▶ _Set task_: Return the material below in full and exactly.

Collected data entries
----------
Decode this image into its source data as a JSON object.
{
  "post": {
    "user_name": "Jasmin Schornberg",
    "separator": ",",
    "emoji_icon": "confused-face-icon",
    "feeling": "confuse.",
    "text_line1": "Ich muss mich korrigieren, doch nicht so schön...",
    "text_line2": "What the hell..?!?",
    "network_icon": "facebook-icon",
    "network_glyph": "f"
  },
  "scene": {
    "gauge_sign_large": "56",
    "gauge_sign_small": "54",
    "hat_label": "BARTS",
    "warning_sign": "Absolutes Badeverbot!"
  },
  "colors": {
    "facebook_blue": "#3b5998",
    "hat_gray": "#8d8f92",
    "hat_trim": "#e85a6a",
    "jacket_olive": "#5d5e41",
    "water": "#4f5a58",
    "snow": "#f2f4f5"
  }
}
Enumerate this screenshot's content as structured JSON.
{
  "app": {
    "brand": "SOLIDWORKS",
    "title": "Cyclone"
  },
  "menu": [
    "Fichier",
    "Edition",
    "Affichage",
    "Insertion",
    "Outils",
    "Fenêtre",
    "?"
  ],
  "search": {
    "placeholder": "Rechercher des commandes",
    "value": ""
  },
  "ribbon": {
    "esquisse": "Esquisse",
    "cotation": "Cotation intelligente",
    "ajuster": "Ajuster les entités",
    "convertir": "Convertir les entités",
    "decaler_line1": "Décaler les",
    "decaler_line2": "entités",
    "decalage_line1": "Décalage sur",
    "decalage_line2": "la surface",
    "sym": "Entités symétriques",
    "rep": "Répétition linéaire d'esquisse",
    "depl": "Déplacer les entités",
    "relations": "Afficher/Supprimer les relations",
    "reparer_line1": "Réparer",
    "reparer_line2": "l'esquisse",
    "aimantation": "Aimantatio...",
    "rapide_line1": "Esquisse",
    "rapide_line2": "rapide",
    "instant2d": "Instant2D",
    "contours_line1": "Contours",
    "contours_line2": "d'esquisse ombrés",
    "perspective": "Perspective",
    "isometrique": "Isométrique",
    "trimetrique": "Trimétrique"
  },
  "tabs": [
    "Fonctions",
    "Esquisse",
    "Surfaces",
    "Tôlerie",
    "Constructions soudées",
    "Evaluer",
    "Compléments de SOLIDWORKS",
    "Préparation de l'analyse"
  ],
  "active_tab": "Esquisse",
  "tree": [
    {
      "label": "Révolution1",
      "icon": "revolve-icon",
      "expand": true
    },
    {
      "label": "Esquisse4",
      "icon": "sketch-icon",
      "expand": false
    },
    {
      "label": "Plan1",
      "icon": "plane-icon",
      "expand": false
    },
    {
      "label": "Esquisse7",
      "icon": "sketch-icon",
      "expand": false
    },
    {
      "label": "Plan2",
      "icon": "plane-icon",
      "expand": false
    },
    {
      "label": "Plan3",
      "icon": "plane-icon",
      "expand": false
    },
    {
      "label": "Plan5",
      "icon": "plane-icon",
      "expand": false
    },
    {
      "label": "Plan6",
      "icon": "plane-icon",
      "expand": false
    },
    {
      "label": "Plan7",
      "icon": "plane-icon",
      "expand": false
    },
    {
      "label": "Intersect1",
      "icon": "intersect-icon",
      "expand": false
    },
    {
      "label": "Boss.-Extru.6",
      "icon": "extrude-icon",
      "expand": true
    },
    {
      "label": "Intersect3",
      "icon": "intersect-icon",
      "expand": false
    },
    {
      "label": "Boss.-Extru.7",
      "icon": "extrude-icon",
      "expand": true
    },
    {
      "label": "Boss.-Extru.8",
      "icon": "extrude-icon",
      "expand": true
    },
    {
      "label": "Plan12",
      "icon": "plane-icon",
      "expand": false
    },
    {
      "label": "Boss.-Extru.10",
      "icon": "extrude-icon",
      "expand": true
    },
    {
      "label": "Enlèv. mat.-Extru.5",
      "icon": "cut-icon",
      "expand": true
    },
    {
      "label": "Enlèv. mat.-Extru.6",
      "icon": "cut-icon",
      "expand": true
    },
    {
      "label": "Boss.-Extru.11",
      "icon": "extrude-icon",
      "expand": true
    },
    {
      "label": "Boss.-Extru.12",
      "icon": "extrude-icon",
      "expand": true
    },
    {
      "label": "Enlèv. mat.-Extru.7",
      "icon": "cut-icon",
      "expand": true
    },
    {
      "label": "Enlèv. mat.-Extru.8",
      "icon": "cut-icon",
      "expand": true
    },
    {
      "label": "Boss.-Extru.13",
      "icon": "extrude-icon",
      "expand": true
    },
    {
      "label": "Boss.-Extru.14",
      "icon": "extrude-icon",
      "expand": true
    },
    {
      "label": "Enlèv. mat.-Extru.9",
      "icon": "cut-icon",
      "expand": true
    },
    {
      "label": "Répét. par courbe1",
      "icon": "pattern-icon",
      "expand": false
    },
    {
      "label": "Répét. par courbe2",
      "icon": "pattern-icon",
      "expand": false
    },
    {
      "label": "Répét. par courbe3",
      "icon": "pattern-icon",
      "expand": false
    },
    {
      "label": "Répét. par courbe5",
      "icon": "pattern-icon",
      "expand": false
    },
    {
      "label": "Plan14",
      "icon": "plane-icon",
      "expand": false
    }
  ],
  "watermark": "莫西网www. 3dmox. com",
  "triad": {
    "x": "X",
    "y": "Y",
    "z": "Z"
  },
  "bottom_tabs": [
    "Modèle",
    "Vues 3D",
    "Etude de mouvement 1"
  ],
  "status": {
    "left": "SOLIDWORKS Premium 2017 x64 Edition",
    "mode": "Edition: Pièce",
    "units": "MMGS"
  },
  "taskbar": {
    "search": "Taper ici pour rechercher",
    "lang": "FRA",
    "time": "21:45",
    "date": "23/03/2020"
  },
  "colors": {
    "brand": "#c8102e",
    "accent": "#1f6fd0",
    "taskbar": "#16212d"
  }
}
----------
▶ _Finished exercise_:
Decode this image into its source data as a JSON object.
{
  "post": {
    "user_name": "Jasmin Schornberg",
    "separator": ",",
    "emoji_icon": "confused-face-icon",
    "feeling": "confuse.",
    "text_line1": "Ich muss mich korrigieren, doch nicht so schön...",
    "text_line2": "What the hell..?!?",
    "network_icon": "facebook-icon",
    "network_glyph": "f"
  },
  "scene": {
    "gauge_sign_large": "56",
    "gauge_sign_small": "54",
    "hat_label": "BARTS",
    "warning_sign": "Absolutes Badeverbot!"
  },
  "colors": {
    "facebook_blue": "#3b5998",
    "hat_gray": "#8d8f92",
    "hat_trim": "#e85a6a",
    "jacket_olive": "#5d5e41",
    "water": "#4f5a58",
    "snow": "#f2f4f5"
  }
}
Enumerate this screenshot's content as structured JSON.
{
  "app": {
    "brand": "SOLIDWORKS",
    "title": "Cyclone"
  },
  "menu": [
    "Fichier",
    "Edition",
    "Affichage",
    "Insertion",
    "Outils",
    "Fenêtre",
    "?"
  ],
  "search": {
    "placeholder": "Rechercher des commandes",
    "value": ""
  },
  "ribbon": {
    "esquisse": "Esquisse",
    "cotation": "Cotation intelligente",
    "ajuster": "Ajuster les entités",
    "convertir": "Convertir les entités",
    "decaler_line1": "Décaler les",
    "decaler_line2": "entités",
    "decalage_line1": "Décalage sur",
    "decalage_line2": "la surface",
    "sym": "Entités symétriques",
    "rep": "Répétition linéaire d'esquisse",
    "depl": "Déplacer les entités",
    "relations": "Afficher/Supprimer les relations",
    "reparer_line1": "Réparer",
    "reparer_line2": "l'esquisse",
    "aimantation": "Aimantatio...",
    "rapide_line1": "Esquisse",
    "rapide_line2": "rapide",
    "instant2d": "Instant2D",
    "contours_line1": "Contours",
    "contours_line2": "d'esquisse ombrés",
    "perspective": "Perspective",
    "isometrique": "Isométrique",
    "trimetrique": "Trimétrique"
  },
  "tabs": [
    "Fonctions",
    "Esquisse",
    "Surfaces",
    "Tôlerie",
    "Constructions soudées",
    "Evaluer",
    "Compléments de SOLIDWORKS",
    "Préparation de l'analyse"
  ],
  "active_tab": "Esquisse",
  "tree": [
    {
      "label": "Révolution1",
      "icon": "revolve-icon",
      "expand": true
    },
    {
      "label": "Esquisse4",
      "icon": "sketch-icon",
      "expand": false
    },
    {
      "label": "Plan1",
      "icon": "plane-icon",
      "expand": false
    },
    {
      "label": "Esquisse7",
      "icon": "sketch-icon",
      "expand": false
    },
    {
      "label": "Plan2",
      "icon": "plane-icon",
      "expand": false
    },
    {
      "label": "Plan3",
      "icon": "plane-icon",
      "expand": false
    },
    {
      "label": "Plan5",
      "icon": "plane-icon",
      "expand": false
    },
    {
      "label": "Plan6",
      "icon": "plane-icon",
      "expand": false
    },
    {
      "label": "Plan7",
      "icon": "plane-icon",
      "expand": false
    },
    {
      "label": "Intersect1",
      "icon": "intersect-icon",
      "expand": false
    },
    {
      "label": "Boss.-Extru.6",
      "icon": "extrude-icon",
      "expand": true
    },
    {
      "label": "Intersect3",
      "icon": "intersect-icon",
      "expand": false
    },
    {
      "label": "Boss.-Extru.7",
      "icon": "extrude-icon",
      "expand": true
    },
    {
      "label": "Boss.-Extru.8",
      "icon": "extrude-icon",
      "expand": true
    },
    {
      "label": "Plan12",
      "icon": "plane-icon",
      "expand": false
    },
    {
      "label": "Boss.-Extru.10",
      "icon": "extrude-icon",
      "expand": true
    },
    {
      "label": "Enlèv. mat.-Extru.5",
      "icon": "cut-icon",
      "expand": true
    },
    {
      "label": "Enlèv. mat.-Extru.6",
      "icon": "cut-icon",
      "expand": true
    },
    {
      "label": "Boss.-Extru.11",
      "icon": "extrude-icon",
      "expand": true
    },
    {
      "label": "Boss.-Extru.12",
      "icon": "extrude-icon",
      "expand": true
    },
    {
      "label": "Enlèv. mat.-Extru.7",
      "icon": "cut-icon",
      "expand": true
    },
    {
      "label": "Enlèv. mat.-Extru.8",
      "icon": "cut-icon",
      "expand": true
    },
    {
      "label": "Boss.-Extru.13",
      "icon": "extrude-icon",
      "expand": true
    },
    {
      "label": "Boss.-Extru.14",
      "icon": "extrude-icon",
      "expand": true
    },
    {
      "label": "Enlèv. mat.-Extru.9",
      "icon": "cut-icon",
      "expand": true
    },
    {
      "label": "Répét. par courbe1",
      "icon": "pattern-icon",
      "expand": false
    },
    {
      "label": "Répét. par courbe2",
      "icon": "pattern-icon",
      "expand": false
    },
    {
      "label": "Répét. par courbe3",
      "icon": "pattern-icon",
      "expand": false
    },
    {
      "label": "Répét. par courbe5",
      "icon": "pattern-icon",
      "expand": false
    },
    {
      "label": "Plan14",
      "icon": "plane-icon",
      "expand": false
    }
  ],
  "watermark": "莫西网www. 3dmox. com",
  "triad": {
    "x": "X",
    "y": "Y",
    "z": "Z"
  },
  "bottom_tabs": [
    "Modèle",
    "Vues 3D",
    "Etude de mouvement 1"
  ],
  "status": {
    "left": "SOLIDWORKS Premium 2017 x64 Edition",
    "mode": "Edition: Pièce",
    "units": "MMGS"
  },
  "taskbar": {
    "search": "Taper ici pour rechercher",
    "lang": "FRA",
    "time": "21:45",
    "date": "23/03/2020"
  },
  "colors": {
    "brand": "#c8102e",
    "accent": "#1f6fd0",
    "taskbar": "#16212d"
  }
}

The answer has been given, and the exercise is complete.